THE RECORDS
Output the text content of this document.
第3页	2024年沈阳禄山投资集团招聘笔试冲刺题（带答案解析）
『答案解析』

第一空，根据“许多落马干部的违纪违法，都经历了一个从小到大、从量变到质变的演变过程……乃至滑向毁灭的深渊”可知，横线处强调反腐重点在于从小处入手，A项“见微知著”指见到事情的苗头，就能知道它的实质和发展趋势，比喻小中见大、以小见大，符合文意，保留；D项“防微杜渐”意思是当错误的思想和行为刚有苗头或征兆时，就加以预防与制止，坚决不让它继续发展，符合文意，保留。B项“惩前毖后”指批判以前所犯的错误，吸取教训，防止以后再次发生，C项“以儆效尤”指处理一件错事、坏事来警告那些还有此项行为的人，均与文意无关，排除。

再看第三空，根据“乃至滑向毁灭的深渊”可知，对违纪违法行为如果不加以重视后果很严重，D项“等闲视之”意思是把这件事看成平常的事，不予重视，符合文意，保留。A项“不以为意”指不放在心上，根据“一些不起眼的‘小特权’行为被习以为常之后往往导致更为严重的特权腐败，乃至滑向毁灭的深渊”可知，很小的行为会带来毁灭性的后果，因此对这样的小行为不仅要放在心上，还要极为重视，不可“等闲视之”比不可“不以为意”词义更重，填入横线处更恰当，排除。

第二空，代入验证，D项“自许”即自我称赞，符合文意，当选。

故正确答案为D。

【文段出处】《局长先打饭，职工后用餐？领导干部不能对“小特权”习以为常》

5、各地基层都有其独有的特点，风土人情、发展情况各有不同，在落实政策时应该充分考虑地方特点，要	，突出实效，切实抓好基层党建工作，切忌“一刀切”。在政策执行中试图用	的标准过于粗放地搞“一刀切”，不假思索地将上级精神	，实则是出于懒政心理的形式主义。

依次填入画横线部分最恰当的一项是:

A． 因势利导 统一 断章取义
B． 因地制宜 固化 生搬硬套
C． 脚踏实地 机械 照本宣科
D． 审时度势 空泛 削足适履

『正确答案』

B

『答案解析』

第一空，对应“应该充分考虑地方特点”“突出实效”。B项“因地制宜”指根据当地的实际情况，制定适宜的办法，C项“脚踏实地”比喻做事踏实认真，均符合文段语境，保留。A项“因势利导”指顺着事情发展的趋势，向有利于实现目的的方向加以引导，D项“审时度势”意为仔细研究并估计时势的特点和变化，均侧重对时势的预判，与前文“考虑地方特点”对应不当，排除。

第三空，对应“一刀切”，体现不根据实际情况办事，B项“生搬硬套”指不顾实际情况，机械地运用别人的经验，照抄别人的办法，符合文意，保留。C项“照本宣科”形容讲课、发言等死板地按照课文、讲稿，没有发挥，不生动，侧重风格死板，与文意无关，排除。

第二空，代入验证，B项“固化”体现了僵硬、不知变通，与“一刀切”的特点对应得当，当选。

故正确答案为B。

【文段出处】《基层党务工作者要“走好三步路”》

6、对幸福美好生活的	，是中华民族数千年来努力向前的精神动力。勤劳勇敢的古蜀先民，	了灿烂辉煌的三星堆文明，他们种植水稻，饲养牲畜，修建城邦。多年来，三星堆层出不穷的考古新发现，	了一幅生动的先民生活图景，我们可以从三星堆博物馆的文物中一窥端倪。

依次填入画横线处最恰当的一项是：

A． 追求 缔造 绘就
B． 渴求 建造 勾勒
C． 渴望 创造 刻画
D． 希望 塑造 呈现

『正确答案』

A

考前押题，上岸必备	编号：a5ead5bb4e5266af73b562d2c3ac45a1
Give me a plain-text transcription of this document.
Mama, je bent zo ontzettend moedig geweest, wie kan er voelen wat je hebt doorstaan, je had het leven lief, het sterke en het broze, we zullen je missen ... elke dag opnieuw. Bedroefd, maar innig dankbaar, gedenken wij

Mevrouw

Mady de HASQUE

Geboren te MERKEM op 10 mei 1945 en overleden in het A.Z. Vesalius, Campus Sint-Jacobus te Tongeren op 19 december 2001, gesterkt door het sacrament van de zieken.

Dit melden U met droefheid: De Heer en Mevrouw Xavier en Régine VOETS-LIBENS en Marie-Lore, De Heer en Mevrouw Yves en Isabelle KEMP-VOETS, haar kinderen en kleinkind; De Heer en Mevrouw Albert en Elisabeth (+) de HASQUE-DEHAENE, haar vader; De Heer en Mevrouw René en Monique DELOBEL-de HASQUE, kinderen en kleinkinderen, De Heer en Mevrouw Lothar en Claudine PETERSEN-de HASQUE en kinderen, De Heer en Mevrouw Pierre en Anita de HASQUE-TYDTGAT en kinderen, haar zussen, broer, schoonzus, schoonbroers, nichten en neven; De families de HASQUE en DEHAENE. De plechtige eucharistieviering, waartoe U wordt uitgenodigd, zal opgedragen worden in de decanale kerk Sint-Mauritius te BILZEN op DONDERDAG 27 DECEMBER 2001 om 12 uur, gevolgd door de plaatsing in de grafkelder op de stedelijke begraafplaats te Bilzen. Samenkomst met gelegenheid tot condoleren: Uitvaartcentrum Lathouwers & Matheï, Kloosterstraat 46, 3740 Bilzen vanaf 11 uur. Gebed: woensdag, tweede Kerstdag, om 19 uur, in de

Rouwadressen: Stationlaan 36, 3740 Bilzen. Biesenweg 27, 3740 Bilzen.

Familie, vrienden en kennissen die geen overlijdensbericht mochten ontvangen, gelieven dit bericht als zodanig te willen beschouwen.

YOUR OBJECTIVE
Give exactly the lines from the one with "Give me a plain-text" to the end of the entries, nothing before them.

REPLY
Give me a plain-text transcription of this document.
Mama, je bent zo ontzettend moedig geweest, wie kan er voelen wat je hebt doorstaan, je had het leven lief, het sterke en het broze, we zullen je missen ... elke dag opnieuw. Bedroefd, maar innig dankbaar, gedenken wij

Mevrouw

Mady de HASQUE

Geboren te MERKEM op 10 mei 1945 en overleden in het A.Z. Vesalius, Campus Sint-Jacobus te Tongeren op 19 december 2001, gesterkt door het sacrament van de zieken.

Dit melden U met droefheid: De Heer en Mevrouw Xavier en Régine VOETS-LIBENS en Marie-Lore, De Heer en Mevrouw Yves en Isabelle KEMP-VOETS, haar kinderen en kleinkind; De Heer en Mevrouw Albert en Elisabeth (+) de HASQUE-DEHAENE, haar vader; De Heer en Mevrouw René en Monique DELOBEL-de HASQUE, kinderen en kleinkinderen, De Heer en Mevrouw Lothar en Claudine PETERSEN-de HASQUE en kinderen, De Heer en Mevrouw Pierre en Anita de HASQUE-TYDTGAT en kinderen, haar zussen, broer, schoonzus, schoonbroers, nichten en neven; De families de HASQUE en DEHAENE. De plechtige eucharistieviering, waartoe U wordt uitgenodigd, zal opgedragen worden in de decanale kerk Sint-Mauritius te BILZEN op DONDERDAG 27 DECEMBER 2001 om 12 uur, gevolgd door de plaatsing in de grafkelder op de stedelijke begraafplaats te Bilzen. Samenkomst met gelegenheid tot condoleren: Uitvaartcentrum Lathouwers & Matheï, Kloosterstraat 46, 3740 Bilzen vanaf 11 uur. Gebed: woensdag, tweede Kerstdag, om 19 uur, in de

Rouwadressen: Stationlaan 36, 3740 Bilzen. Biesenweg 27, 3740 Bilzen.

Familie, vrienden en kennissen die geen overlijdensbericht mochten ontvangen, gelieven dit bericht als zodanig te willen beschouwen.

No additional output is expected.